> **INSTRUCTIONS FOR THE TASK**
In the entries below, identify every line with the string "①LD₅₀" and copy it.

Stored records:
-------

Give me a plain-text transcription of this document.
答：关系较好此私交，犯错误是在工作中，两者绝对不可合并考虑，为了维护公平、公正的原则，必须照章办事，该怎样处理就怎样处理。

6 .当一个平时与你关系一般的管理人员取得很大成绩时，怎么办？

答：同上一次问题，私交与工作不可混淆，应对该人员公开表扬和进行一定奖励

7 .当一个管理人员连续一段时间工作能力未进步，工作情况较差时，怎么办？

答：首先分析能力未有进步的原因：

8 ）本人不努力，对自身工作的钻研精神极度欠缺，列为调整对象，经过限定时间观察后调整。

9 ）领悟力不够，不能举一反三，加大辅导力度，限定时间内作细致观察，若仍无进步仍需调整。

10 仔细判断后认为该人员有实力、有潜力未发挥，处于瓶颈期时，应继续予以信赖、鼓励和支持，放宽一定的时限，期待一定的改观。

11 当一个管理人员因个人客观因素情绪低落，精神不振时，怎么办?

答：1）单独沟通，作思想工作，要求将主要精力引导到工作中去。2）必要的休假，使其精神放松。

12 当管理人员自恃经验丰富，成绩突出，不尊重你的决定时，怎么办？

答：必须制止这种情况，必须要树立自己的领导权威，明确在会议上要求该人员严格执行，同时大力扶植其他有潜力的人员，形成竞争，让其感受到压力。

-------

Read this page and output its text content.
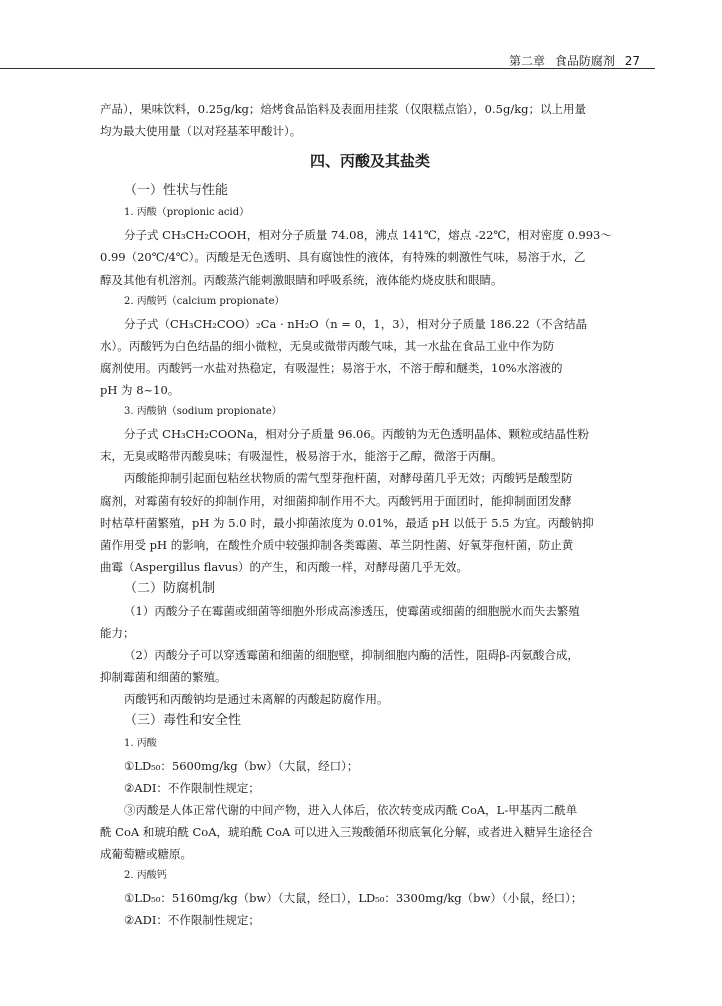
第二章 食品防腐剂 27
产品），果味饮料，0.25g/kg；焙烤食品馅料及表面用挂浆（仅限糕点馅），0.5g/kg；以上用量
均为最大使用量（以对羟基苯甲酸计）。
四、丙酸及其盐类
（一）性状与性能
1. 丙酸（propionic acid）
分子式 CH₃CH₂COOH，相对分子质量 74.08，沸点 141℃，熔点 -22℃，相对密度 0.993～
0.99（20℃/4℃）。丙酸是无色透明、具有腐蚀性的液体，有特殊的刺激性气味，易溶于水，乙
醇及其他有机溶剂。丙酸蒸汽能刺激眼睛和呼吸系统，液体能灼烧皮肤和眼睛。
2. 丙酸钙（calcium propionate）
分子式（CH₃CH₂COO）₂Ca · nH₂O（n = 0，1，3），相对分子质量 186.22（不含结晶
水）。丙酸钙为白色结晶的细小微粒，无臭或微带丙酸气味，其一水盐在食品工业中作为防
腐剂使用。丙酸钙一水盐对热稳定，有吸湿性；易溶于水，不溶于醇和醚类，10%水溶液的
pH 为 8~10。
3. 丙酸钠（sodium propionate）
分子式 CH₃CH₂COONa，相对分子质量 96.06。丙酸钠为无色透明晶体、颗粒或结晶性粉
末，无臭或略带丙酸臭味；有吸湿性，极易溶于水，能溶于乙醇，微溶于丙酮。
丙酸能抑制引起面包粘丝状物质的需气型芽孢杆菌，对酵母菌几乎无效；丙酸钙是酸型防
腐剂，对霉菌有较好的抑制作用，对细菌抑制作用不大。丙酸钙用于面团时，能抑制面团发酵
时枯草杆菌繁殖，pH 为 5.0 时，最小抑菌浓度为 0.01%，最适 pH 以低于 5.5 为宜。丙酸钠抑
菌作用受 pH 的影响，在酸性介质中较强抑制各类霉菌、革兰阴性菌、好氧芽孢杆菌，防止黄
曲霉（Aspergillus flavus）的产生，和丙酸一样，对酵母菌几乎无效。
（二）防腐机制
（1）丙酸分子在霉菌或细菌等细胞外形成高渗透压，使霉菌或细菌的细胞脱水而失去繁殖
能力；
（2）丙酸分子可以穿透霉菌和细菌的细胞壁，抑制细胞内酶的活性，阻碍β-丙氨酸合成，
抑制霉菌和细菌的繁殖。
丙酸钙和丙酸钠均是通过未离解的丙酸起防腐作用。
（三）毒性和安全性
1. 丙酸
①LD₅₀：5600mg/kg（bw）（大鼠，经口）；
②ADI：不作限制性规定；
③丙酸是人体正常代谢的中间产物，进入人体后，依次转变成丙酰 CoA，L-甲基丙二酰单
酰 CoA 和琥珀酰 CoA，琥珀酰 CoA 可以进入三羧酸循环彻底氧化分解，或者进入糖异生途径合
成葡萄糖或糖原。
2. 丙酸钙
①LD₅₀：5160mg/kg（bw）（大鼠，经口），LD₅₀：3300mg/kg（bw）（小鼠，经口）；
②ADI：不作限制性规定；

-------

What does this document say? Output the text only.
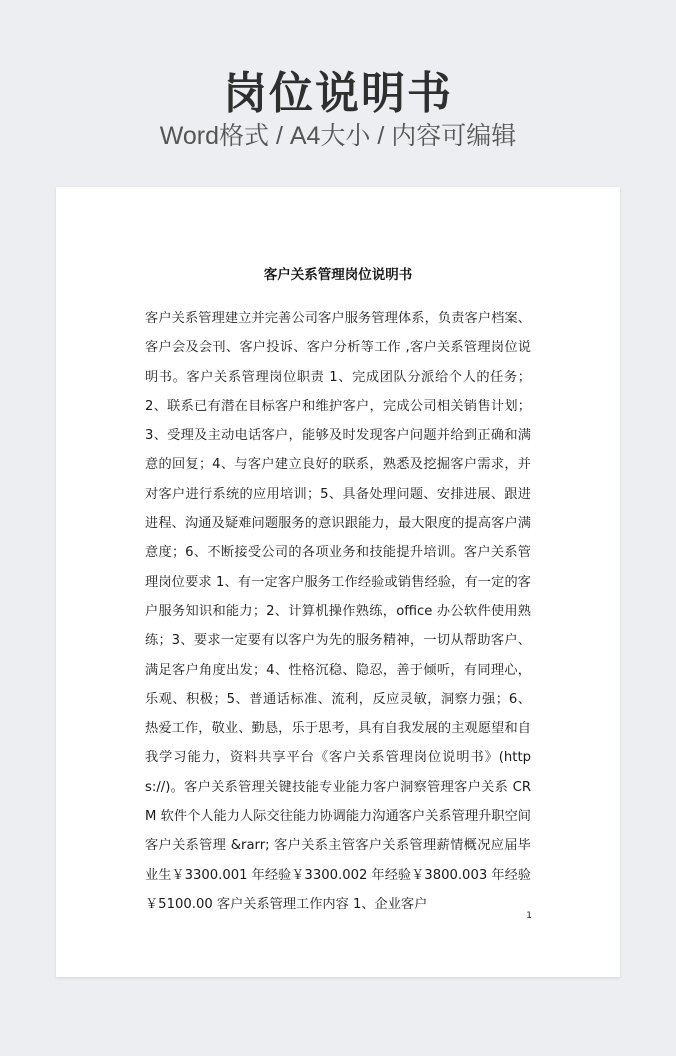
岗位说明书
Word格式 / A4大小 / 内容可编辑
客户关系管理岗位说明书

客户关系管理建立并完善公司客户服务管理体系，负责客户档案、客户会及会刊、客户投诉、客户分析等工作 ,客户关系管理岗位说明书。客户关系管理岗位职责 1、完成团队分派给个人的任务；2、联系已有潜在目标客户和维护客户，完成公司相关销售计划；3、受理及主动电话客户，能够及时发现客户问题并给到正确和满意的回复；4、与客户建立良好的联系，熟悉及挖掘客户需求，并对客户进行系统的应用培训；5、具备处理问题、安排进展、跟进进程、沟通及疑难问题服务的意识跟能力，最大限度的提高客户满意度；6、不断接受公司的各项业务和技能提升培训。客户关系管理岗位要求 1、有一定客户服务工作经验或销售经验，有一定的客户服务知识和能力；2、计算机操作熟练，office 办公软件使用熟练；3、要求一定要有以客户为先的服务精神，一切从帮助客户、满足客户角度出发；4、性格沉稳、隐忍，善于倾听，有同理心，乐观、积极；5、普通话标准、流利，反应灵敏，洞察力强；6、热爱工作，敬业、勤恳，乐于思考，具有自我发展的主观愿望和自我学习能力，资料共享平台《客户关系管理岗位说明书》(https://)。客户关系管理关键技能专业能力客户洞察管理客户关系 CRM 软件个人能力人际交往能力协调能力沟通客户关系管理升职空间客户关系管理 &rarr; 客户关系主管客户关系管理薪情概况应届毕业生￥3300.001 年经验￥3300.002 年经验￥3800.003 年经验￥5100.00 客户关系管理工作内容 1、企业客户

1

-------

> **RESULT OF THIS EXERCISE**
①LD₅₀：5600mg/kg（bw）（大鼠，经口）；
①LD₅₀：5160mg/kg（bw）（大鼠，经口），LD₅₀：3300mg/kg（bw）（小鼠，经口）；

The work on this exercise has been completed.